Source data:

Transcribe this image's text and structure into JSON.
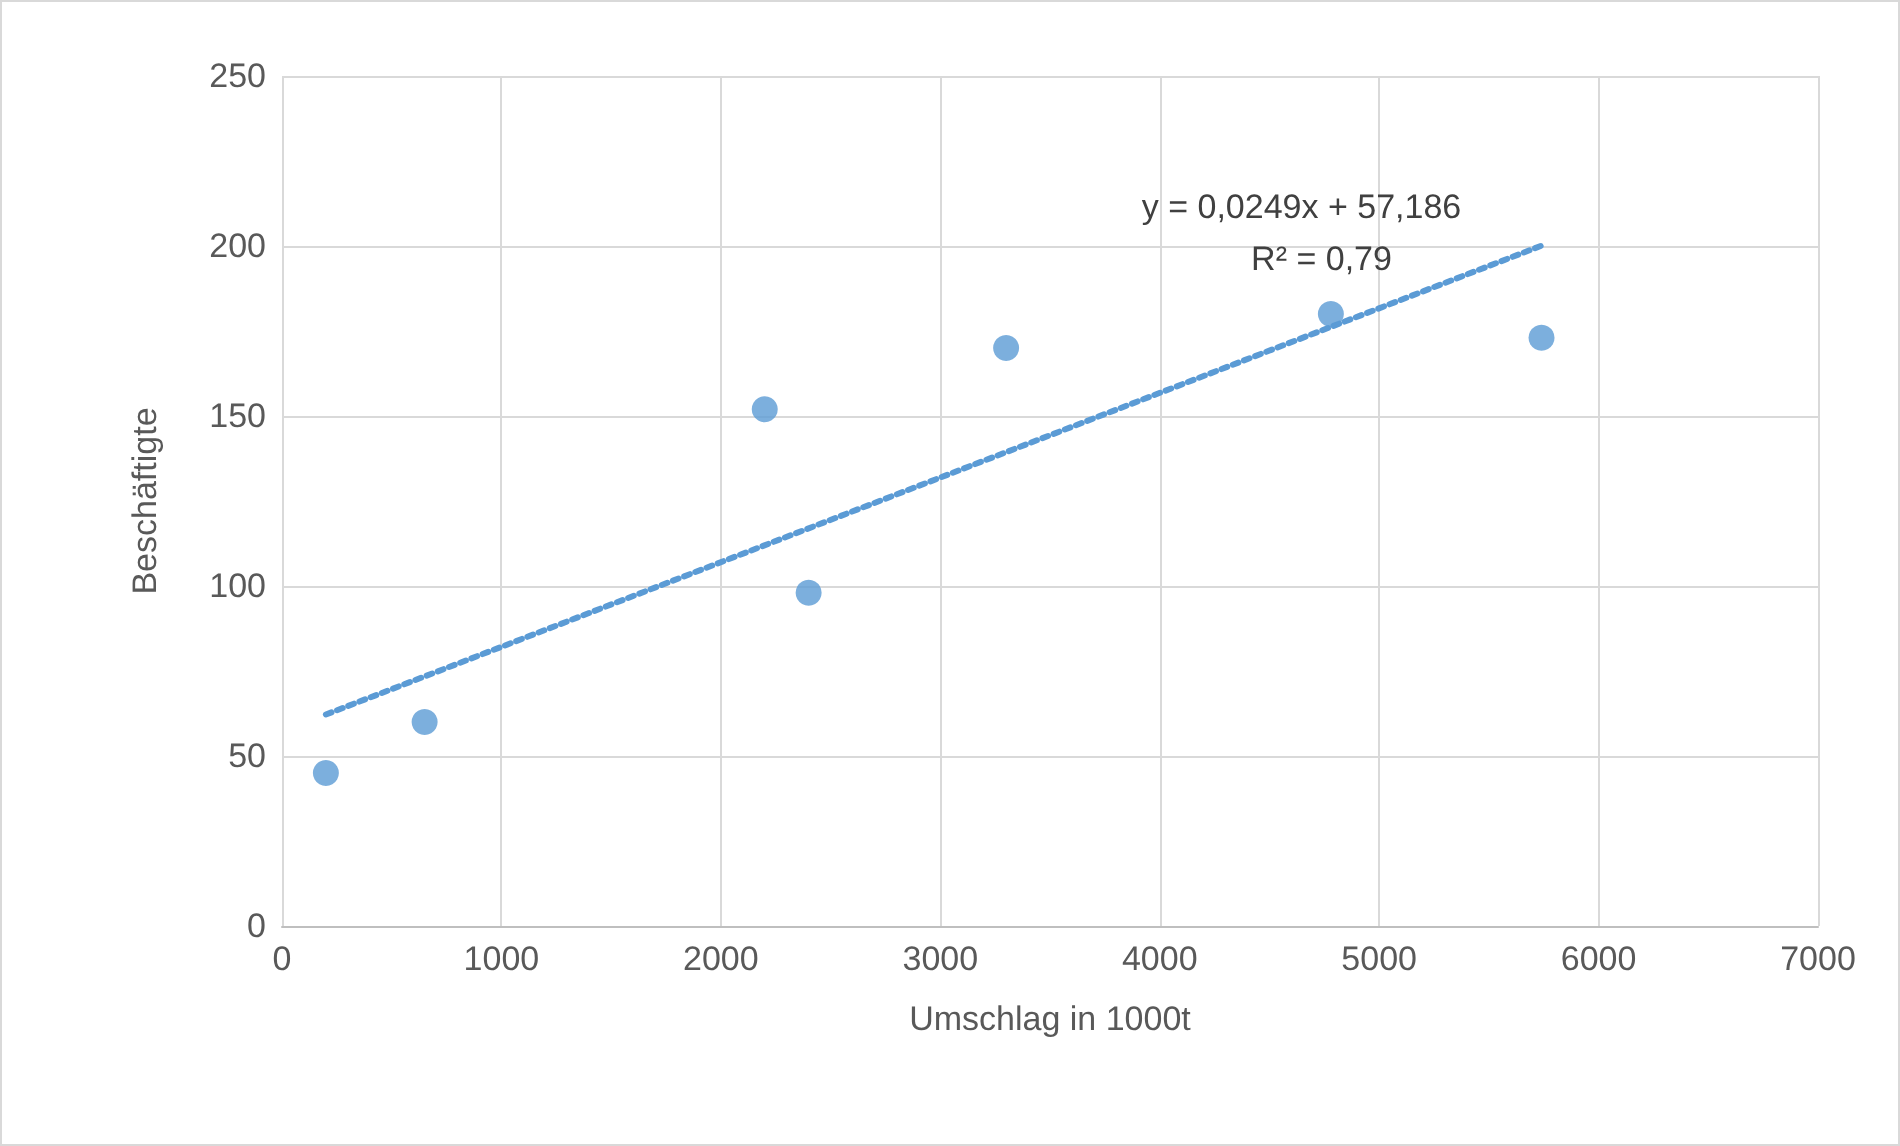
{
  "chart_data": {
    "type": "scatter",
    "xlabel": "Umschlag in 1000t",
    "ylabel": "Beschäftigte",
    "annotations": [
      "y = 0,0249x + 57,186",
      "R² = 0,79"
    ],
    "series": [
      {
        "type": "scatter",
        "color": "#5b9bd5",
        "marker": "circle",
        "x": [
          200,
          650,
          2200,
          2400,
          3300,
          4780,
          5740
        ],
        "values": [
          45,
          60,
          152,
          98,
          170,
          180,
          173
        ]
      },
      {
        "type": "line",
        "color": "#5b9bd5",
        "marker": "none",
        "line_style": "dotted",
        "x": [
          200,
          5740
        ],
        "values": [
          62.2,
          200.1
        ]
      }
    ],
    "xlim": [
      0,
      7000
    ],
    "xticks": [
      0,
      1000,
      2000,
      3000,
      4000,
      5000,
      6000,
      7000
    ],
    "ylim": [
      0,
      250
    ],
    "yticks": [
      0,
      50,
      100,
      150,
      200,
      250
    ],
    "grid": true
  }
}
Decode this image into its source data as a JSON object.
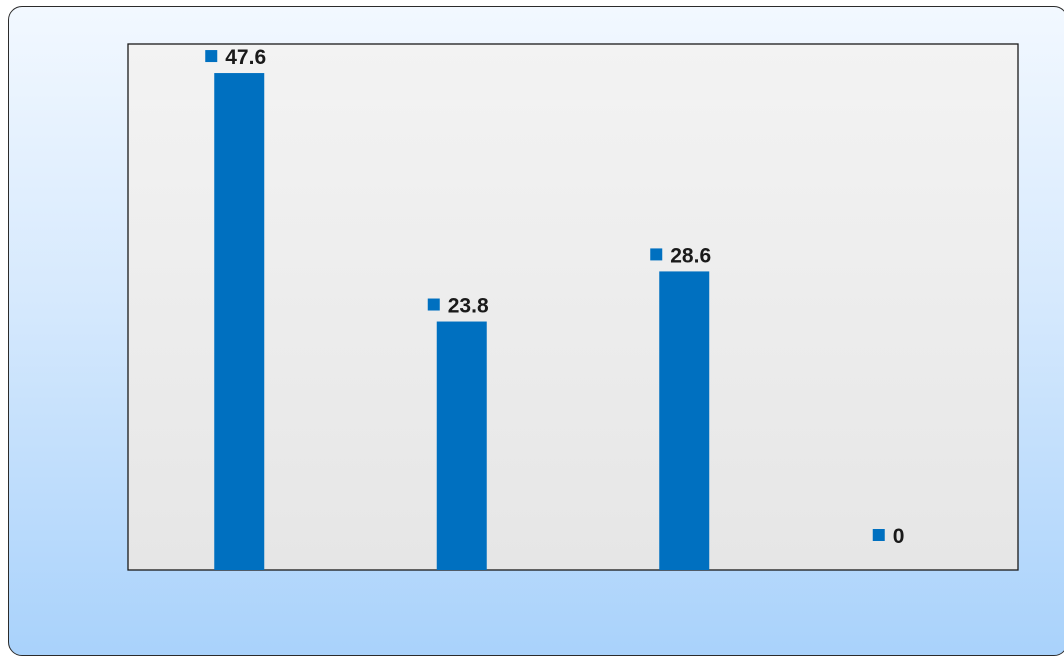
{
  "chart_data": {
    "type": "bar",
    "categories": [
      "",
      "",
      "",
      ""
    ],
    "values": [
      47.6,
      23.8,
      28.6,
      0
    ],
    "data_labels": [
      "47.6",
      "23.8",
      "28.6",
      "0"
    ],
    "ylim": [
      0,
      50
    ],
    "grid": false,
    "legend": "none",
    "colors": {
      "bar": "#0070C0",
      "plot_background": "#efefef",
      "frame_border": "#2b2b2b"
    }
  }
}
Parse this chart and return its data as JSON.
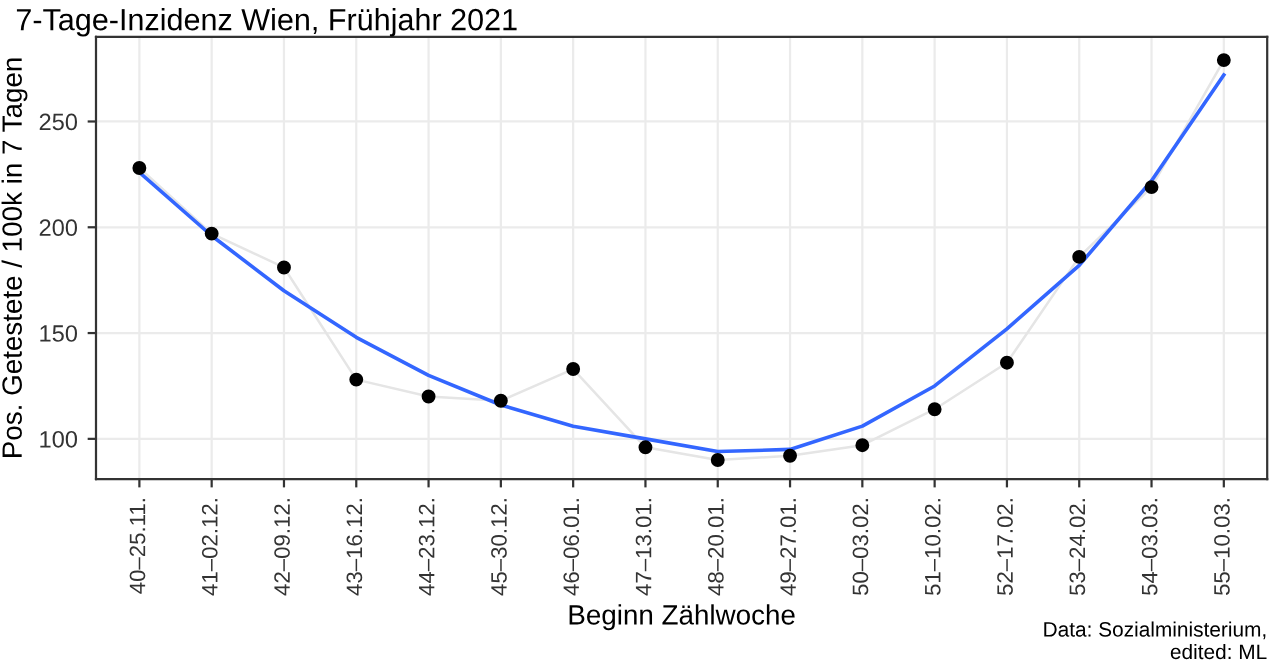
{
  "chart_data": {
    "type": "scatter",
    "title": "7-Tage-Inzidenz Wien, Frühjahr 2021",
    "xlabel": "Beginn Zählwoche",
    "ylabel": "Pos. Getestete / 100k in 7 Tagen",
    "categories": [
      "40–25.11.",
      "41–02.12.",
      "42–09.12.",
      "43–16.12.",
      "44–23.12.",
      "45–30.12.",
      "46–06.01.",
      "47–13.01.",
      "48–20.01.",
      "49–27.01.",
      "50–03.02.",
      "51–10.02.",
      "52–17.02.",
      "53–24.02.",
      "54–03.03.",
      "55–10.03."
    ],
    "series": [
      {
        "type": "line",
        "color": "#e5e5e5",
        "marker": "none",
        "values": [
          228,
          197,
          181,
          128,
          120,
          118,
          133,
          96,
          90,
          92,
          97,
          114,
          136,
          186,
          219,
          279
        ]
      },
      {
        "type": "line",
        "color": "#3366ff",
        "marker": "none",
        "values": [
          226,
          196,
          170,
          148,
          130,
          116,
          106,
          100,
          94,
          95,
          106,
          125,
          152,
          182,
          222,
          272
        ]
      },
      {
        "color": "#000000",
        "marker": "circle",
        "values": [
          228,
          197,
          181,
          128,
          120,
          118,
          133,
          96,
          90,
          92,
          97,
          114,
          136,
          186,
          219,
          279
        ]
      }
    ],
    "ylim": [
      81,
      290
    ],
    "yticks": [
      100,
      150,
      200,
      250
    ],
    "grid": true,
    "annotations": [
      "Data: Sozialministerium,\nedited: ML"
    ]
  }
}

**What you need to do**
Retype the records exactly. Any image in them should not appear in what you write.

**Solution for this exercise**
Transcribe this image's text and structure into JSON.
{
  "chart_data": {
    "type": "scatter",
    "xlabel": "Umschlag in 1000t",
    "ylabel": "Beschäftigte",
    "annotations": [
      "y = 0,0249x + 57,186",
      "R² = 0,79"
    ],
    "series": [
      {
        "type": "scatter",
        "color": "#5b9bd5",
        "marker": "circle",
        "x": [
          200,
          650,
          2200,
          2400,
          3300,
          4780,
          5740
        ],
        "values": [
          45,
          60,
          152,
          98,
          170,
          180,
          173
        ]
      },
      {
        "type": "line",
        "color": "#5b9bd5",
        "marker": "none",
        "line_style": "dotted",
        "x": [
          200,
          5740
        ],
        "values": [
          62.2,
          200.1
        ]
      }
    ],
    "xlim": [
      0,
      7000
    ],
    "xticks": [
      0,
      1000,
      2000,
      3000,
      4000,
      5000,
      6000,
      7000
    ],
    "ylim": [
      0,
      250
    ],
    "yticks": [
      0,
      50,
      100,
      150,
      200,
      250
    ],
    "grid": true
  }
}
Decode this image into its source data as a JSON object.
{
  "chart_data": {
    "type": "bar",
    "categories": [
      "",
      "",
      "",
      ""
    ],
    "values": [
      47.6,
      23.8,
      28.6,
      0
    ],
    "data_labels": [
      "47.6",
      "23.8",
      "28.6",
      "0"
    ],
    "ylim": [
      0,
      50
    ],
    "grid": false,
    "legend": "none",
    "colors": {
      "bar": "#0070C0",
      "plot_background": "#efefef",
      "frame_border": "#2b2b2b"
    }
  }
}
Parse this chart and return its data as JSON.
{
  "chart_data": {
    "type": "scatter",
    "title": "7-Tage-Inzidenz Wien, Frühjahr 2021",
    "xlabel": "Beginn Zählwoche",
    "ylabel": "Pos. Getestete / 100k in 7 Tagen",
    "categories": [
      "40–25.11.",
      "41–02.12.",
      "42–09.12.",
      "43–16.12.",
      "44–23.12.",
      "45–30.12.",
      "46–06.01.",
      "47–13.01.",
      "48–20.01.",
      "49–27.01.",
      "50–03.02.",
      "51–10.02.",
      "52–17.02.",
      "53–24.02.",
      "54–03.03.",
      "55–10.03."
    ],
    "series": [
      {
        "type": "line",
        "color": "#e5e5e5",
        "marker": "none",
        "values": [
          228,
          197,
          181,
          128,
          120,
          118,
          133,
          96,
          90,
          92,
          97,
          114,
          136,
          186,
          219,
          279
        ]
      },
      {
        "type": "line",
        "color": "#3366ff",
        "marker": "none",
        "values": [
          226,
          196,
          170,
          148,
          130,
          116,
          106,
          100,
          94,
          95,
          106,
          125,
          152,
          182,
          222,
          272
        ]
      },
      {
        "color": "#000000",
        "marker": "circle",
        "values": [
          228,
          197,
          181,
          128,
          120,
          118,
          133,
          96,
          90,
          92,
          97,
          114,
          136,
          186,
          219,
          279
        ]
      }
    ],
    "ylim": [
      81,
      290
    ],
    "yticks": [
      100,
      150,
      200,
      250
    ],
    "grid": true,
    "annotations": [
      "Data: Sozialministerium,\nedited: ML"
    ]
  }
}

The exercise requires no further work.